--- Exercise instructions ---
Leaving out all images, write out the records that follow exactly.

--- Input ---

========

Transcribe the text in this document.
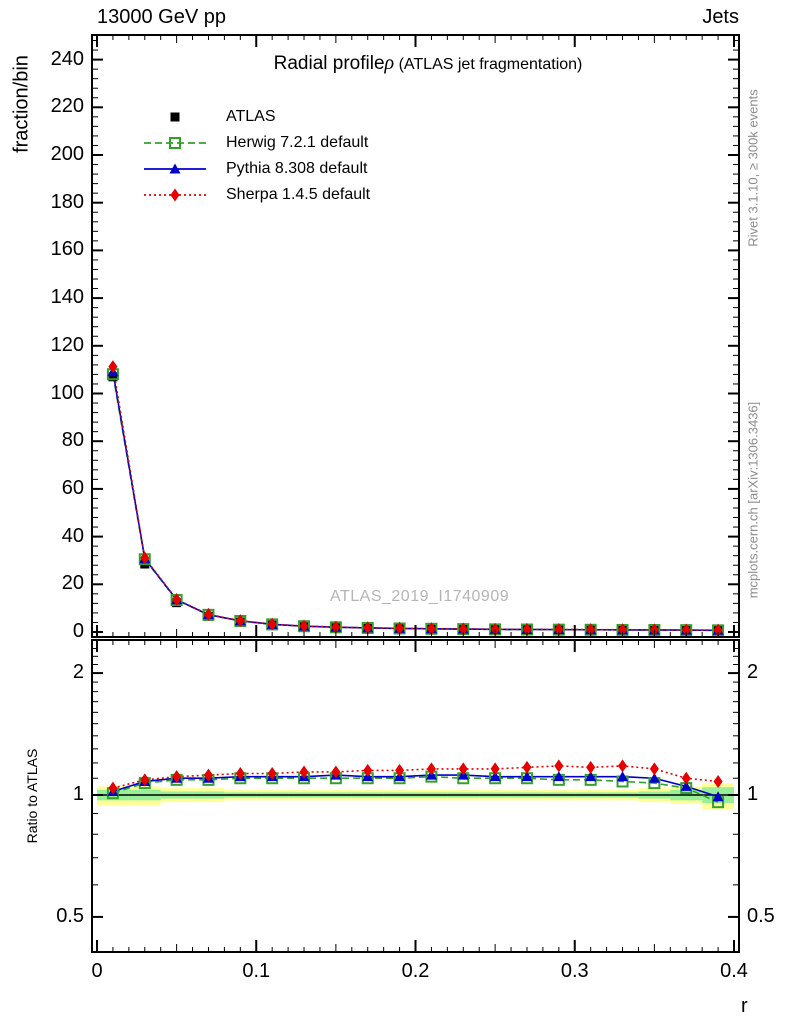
13000 GeV pp	Jets
Radial profileρ (ATLAS jet fragmentation)
ATLAS
Herwig 7.2.1 default
Pythia 8.308 default
Sherpa 1.4.5 default
fraction/bin
Ratio to ATLAS
r
Rivet 3.1.10, ≥ 300k events
mcplots.cern.ch [arXiv:1306.3436]
ATLAS_2019_I1740909
0
20
40
60
80
100
120
140
160
180
200
220
240
0.5	0.5
1	1
2	2
0	0.1	0.2	0.3	0.4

========

--- Task output ---
Transcribe the text in this document.
13000 GeV pp	Jets
Radial profileρ (ATLAS jet fragmentation)
ATLAS
Herwig 7.2.1 default
Pythia 8.308 default
Sherpa 1.4.5 default
fraction/bin
Ratio to ATLAS
r
Rivet 3.1.10, ≥ 300k events
mcplots.cern.ch [arXiv:1306.3436]
ATLAS_2019_I1740909
0
20
40
60
80
100
120
140
160
180
200
220
240
0.5	0.5
1	1
2	2
0	0.1	0.2	0.3	0.4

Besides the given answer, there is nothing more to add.